• THE TASK: The records that follow should be retyped word for word.
#### EXTRACTED ENTRIES ####
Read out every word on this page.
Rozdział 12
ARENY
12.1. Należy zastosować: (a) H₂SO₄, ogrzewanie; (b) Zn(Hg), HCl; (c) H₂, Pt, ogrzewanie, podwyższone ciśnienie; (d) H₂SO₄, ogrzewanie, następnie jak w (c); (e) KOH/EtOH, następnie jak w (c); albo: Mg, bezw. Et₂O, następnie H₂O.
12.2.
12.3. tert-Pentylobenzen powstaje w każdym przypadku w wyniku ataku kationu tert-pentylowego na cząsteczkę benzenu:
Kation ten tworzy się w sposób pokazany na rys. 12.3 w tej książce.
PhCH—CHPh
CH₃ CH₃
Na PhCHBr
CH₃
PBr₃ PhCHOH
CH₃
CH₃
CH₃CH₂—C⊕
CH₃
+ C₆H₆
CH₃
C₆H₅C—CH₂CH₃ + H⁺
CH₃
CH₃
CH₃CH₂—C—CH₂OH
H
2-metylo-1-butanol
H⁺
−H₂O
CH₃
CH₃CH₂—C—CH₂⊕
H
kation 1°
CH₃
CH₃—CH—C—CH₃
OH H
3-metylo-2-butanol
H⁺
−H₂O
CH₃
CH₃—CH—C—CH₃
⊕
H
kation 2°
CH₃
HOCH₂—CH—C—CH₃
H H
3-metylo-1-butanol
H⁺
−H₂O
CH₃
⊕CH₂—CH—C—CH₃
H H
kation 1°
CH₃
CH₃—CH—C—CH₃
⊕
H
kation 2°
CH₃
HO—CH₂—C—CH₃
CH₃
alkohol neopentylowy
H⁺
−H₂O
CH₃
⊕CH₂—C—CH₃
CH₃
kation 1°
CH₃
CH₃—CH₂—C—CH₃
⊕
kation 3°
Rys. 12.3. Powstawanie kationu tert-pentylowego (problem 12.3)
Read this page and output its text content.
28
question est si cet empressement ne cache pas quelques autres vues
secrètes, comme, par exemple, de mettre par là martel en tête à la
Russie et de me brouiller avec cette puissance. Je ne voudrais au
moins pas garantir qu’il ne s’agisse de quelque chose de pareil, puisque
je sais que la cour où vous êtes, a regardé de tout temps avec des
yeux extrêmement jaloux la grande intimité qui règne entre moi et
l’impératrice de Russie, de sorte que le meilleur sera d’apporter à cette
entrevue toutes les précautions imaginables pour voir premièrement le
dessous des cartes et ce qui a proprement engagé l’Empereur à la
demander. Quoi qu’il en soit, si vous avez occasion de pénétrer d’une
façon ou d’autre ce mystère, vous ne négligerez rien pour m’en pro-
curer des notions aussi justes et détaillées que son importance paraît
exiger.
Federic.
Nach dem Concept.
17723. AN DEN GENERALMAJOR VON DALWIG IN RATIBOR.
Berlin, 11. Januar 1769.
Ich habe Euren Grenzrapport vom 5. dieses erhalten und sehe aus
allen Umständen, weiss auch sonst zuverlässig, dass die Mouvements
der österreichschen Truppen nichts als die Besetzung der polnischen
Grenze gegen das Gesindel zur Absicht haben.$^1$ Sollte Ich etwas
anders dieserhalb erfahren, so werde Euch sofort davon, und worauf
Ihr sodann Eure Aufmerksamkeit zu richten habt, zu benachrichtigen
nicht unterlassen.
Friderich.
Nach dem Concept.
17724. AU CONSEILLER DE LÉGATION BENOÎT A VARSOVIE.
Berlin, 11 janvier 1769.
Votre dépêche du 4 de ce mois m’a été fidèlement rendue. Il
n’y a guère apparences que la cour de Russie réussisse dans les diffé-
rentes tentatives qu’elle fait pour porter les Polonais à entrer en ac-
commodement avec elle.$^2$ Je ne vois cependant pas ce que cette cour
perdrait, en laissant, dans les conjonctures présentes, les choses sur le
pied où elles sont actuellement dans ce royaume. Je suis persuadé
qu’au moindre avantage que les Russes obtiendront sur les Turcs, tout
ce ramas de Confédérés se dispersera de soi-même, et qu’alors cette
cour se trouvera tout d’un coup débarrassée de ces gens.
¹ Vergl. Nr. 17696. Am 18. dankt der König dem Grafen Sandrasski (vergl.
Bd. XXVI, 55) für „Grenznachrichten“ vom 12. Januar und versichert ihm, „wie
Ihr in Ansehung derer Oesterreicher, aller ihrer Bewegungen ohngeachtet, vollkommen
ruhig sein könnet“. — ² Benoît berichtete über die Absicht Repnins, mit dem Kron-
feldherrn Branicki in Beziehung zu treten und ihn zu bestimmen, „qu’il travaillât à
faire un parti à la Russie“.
####
• SOLVED EXERCISE:
Read out every word on this page.
Rozdział 12
ARENY
12.1. Należy zastosować: (a) H₂SO₄, ogrzewanie; (b) Zn(Hg), HCl; (c) H₂, Pt, ogrzewanie, podwyższone ciśnienie; (d) H₂SO₄, ogrzewanie, następnie jak w (c); (e) KOH/EtOH, następnie jak w (c); albo: Mg, bezw. Et₂O, następnie H₂O.
12.2.
12.3. tert-Pentylobenzen powstaje w każdym przypadku w wyniku ataku kationu tert-pentylowego na cząsteczkę benzenu:
Kation ten tworzy się w sposób pokazany na rys. 12.3 w tej książce.
PhCH—CHPh
CH₃ CH₃
Na PhCHBr
CH₃
PBr₃ PhCHOH
CH₃
CH₃
CH₃CH₂—C⊕
CH₃
+ C₆H₆
CH₃
C₆H₅C—CH₂CH₃ + H⁺
CH₃
CH₃
CH₃CH₂—C—CH₂OH
H
2-metylo-1-butanol
H⁺
−H₂O
CH₃
CH₃CH₂—C—CH₂⊕
H
kation 1°
CH₃
CH₃—CH—C—CH₃
OH H
3-metylo-2-butanol
H⁺
−H₂O
CH₃
CH₃—CH—C—CH₃
⊕
H
kation 2°
CH₃
HOCH₂—CH—C—CH₃
H H
3-metylo-1-butanol
H⁺
−H₂O
CH₃
⊕CH₂—CH—C—CH₃
H H
kation 1°
CH₃
CH₃—CH—C—CH₃
⊕
H
kation 2°
CH₃
HO—CH₂—C—CH₃
CH₃
alkohol neopentylowy
H⁺
−H₂O
CH₃
⊕CH₂—C—CH₃
CH₃
kation 1°
CH₃
CH₃—CH₂—C—CH₃
⊕
kation 3°
Rys. 12.3. Powstawanie kationu tert-pentylowego (problem 12.3)
Read this page and output its text content.
28
question est si cet empressement ne cache pas quelques autres vues
secrètes, comme, par exemple, de mettre par là martel en tête à la
Russie et de me brouiller avec cette puissance. Je ne voudrais au
moins pas garantir qu’il ne s’agisse de quelque chose de pareil, puisque
je sais que la cour où vous êtes, a regardé de tout temps avec des
yeux extrêmement jaloux la grande intimité qui règne entre moi et
l’impératrice de Russie, de sorte que le meilleur sera d’apporter à cette
entrevue toutes les précautions imaginables pour voir premièrement le
dessous des cartes et ce qui a proprement engagé l’Empereur à la
demander. Quoi qu’il en soit, si vous avez occasion de pénétrer d’une
façon ou d’autre ce mystère, vous ne négligerez rien pour m’en pro-
curer des notions aussi justes et détaillées que son importance paraît
exiger.
Federic.
Nach dem Concept.
17723. AN DEN GENERALMAJOR VON DALWIG IN RATIBOR.
Berlin, 11. Januar 1769.
Ich habe Euren Grenzrapport vom 5. dieses erhalten und sehe aus
allen Umständen, weiss auch sonst zuverlässig, dass die Mouvements
der österreichschen Truppen nichts als die Besetzung der polnischen
Grenze gegen das Gesindel zur Absicht haben.$^1$ Sollte Ich etwas
anders dieserhalb erfahren, so werde Euch sofort davon, und worauf
Ihr sodann Eure Aufmerksamkeit zu richten habt, zu benachrichtigen
nicht unterlassen.
Friderich.
Nach dem Concept.
17724. AU CONSEILLER DE LÉGATION BENOÎT A VARSOVIE.
Berlin, 11 janvier 1769.
Votre dépêche du 4 de ce mois m’a été fidèlement rendue. Il
n’y a guère apparences que la cour de Russie réussisse dans les diffé-
rentes tentatives qu’elle fait pour porter les Polonais à entrer en ac-
commodement avec elle.$^2$ Je ne vois cependant pas ce que cette cour
perdrait, en laissant, dans les conjonctures présentes, les choses sur le
pied où elles sont actuellement dans ce royaume. Je suis persuadé
qu’au moindre avantage que les Russes obtiendront sur les Turcs, tout
ce ramas de Confédérés se dispersera de soi-même, et qu’alors cette
cour se trouvera tout d’un coup débarrassée de ces gens.
¹ Vergl. Nr. 17696. Am 18. dankt der König dem Grafen Sandrasski (vergl.
Bd. XXVI, 55) für „Grenznachrichten“ vom 12. Januar und versichert ihm, „wie
Ihr in Ansehung derer Oesterreicher, aller ihrer Bewegungen ohngeachtet, vollkommen
ruhig sein könnet“. — ² Benoît berichtete über die Absicht Repnins, mit dem Kron-
feldherrn Branicki in Beziehung zu treten und ihn zu bestimmen, „qu’il travaillât à
faire un parti à la Russie“.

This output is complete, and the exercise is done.